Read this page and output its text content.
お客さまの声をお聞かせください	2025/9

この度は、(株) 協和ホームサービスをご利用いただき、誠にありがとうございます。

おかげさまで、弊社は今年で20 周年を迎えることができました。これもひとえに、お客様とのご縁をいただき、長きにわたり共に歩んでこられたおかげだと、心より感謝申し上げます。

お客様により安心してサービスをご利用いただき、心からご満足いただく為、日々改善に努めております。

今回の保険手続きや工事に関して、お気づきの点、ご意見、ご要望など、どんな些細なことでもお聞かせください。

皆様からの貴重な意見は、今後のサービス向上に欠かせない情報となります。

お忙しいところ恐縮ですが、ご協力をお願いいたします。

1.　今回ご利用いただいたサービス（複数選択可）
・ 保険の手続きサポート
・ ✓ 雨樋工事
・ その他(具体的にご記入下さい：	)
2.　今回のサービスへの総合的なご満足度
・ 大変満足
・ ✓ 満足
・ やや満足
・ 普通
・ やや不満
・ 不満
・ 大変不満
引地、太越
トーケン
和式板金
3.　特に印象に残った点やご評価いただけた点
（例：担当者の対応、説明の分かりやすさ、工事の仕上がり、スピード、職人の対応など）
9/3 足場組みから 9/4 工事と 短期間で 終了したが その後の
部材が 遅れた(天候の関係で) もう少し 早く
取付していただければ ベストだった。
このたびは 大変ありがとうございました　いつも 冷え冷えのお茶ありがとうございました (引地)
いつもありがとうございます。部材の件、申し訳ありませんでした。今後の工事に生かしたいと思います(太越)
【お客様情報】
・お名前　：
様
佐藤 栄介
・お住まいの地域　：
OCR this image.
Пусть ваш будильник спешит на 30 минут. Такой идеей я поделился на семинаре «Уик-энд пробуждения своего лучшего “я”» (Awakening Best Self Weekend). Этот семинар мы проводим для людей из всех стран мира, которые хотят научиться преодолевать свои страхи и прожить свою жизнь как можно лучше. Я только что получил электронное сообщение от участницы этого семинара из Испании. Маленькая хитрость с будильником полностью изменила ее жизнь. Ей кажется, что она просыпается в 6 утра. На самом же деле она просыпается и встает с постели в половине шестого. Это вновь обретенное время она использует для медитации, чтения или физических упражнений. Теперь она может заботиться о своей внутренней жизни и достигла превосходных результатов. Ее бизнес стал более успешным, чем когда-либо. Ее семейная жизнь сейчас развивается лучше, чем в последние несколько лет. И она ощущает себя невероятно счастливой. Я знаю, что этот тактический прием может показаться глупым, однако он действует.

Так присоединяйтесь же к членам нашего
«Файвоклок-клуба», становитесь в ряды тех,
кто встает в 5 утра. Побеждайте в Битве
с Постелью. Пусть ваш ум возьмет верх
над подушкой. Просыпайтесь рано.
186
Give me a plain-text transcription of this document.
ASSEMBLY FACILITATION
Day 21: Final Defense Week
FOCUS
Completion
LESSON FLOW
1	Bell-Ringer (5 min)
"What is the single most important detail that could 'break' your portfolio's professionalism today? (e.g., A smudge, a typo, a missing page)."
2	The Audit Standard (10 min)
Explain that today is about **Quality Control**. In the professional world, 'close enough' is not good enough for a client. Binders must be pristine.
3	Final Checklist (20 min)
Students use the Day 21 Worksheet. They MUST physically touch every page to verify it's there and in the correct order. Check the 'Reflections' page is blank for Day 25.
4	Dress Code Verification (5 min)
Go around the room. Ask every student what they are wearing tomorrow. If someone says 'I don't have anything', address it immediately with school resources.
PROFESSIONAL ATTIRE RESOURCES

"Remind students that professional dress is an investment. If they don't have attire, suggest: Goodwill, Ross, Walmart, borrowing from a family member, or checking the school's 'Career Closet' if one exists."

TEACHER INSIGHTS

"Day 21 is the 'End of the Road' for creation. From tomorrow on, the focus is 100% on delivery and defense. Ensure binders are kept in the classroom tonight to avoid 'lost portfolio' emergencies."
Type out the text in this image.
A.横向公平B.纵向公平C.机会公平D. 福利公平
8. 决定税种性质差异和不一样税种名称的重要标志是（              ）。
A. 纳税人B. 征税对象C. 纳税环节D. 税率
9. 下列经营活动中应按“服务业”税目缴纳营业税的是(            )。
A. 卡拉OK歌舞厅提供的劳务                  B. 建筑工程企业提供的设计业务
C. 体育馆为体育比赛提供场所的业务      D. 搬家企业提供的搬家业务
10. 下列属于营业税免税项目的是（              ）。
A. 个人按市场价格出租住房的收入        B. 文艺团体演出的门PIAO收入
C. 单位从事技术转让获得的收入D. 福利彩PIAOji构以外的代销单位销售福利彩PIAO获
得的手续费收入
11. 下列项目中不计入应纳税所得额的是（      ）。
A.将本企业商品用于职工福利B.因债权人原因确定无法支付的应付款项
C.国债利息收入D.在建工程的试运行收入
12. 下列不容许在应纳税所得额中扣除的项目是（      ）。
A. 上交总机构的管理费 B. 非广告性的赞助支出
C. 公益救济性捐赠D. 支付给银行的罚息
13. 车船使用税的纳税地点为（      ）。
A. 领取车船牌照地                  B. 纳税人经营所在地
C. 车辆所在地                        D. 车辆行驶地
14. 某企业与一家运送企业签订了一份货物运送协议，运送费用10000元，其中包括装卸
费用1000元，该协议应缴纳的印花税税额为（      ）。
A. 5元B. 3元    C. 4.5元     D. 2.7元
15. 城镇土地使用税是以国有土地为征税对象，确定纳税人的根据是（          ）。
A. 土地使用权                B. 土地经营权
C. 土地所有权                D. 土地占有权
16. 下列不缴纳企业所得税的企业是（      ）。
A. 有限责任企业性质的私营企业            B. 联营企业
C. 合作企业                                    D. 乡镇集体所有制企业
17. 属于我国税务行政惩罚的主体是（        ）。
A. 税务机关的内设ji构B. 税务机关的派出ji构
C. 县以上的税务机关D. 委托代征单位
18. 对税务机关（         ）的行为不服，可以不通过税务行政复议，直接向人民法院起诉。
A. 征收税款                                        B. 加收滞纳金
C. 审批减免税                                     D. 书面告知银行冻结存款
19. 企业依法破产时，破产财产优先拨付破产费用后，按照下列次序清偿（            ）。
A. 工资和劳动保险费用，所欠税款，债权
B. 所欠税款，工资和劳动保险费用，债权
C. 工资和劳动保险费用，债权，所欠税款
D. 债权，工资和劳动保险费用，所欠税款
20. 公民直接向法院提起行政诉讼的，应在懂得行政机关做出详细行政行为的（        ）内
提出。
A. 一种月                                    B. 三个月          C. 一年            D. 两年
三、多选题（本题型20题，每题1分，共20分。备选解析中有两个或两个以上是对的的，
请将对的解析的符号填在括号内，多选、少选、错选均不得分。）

## CHALLENGE
Report the number of lines above containing the word "school", with no other text.

## FULL ANSWER
2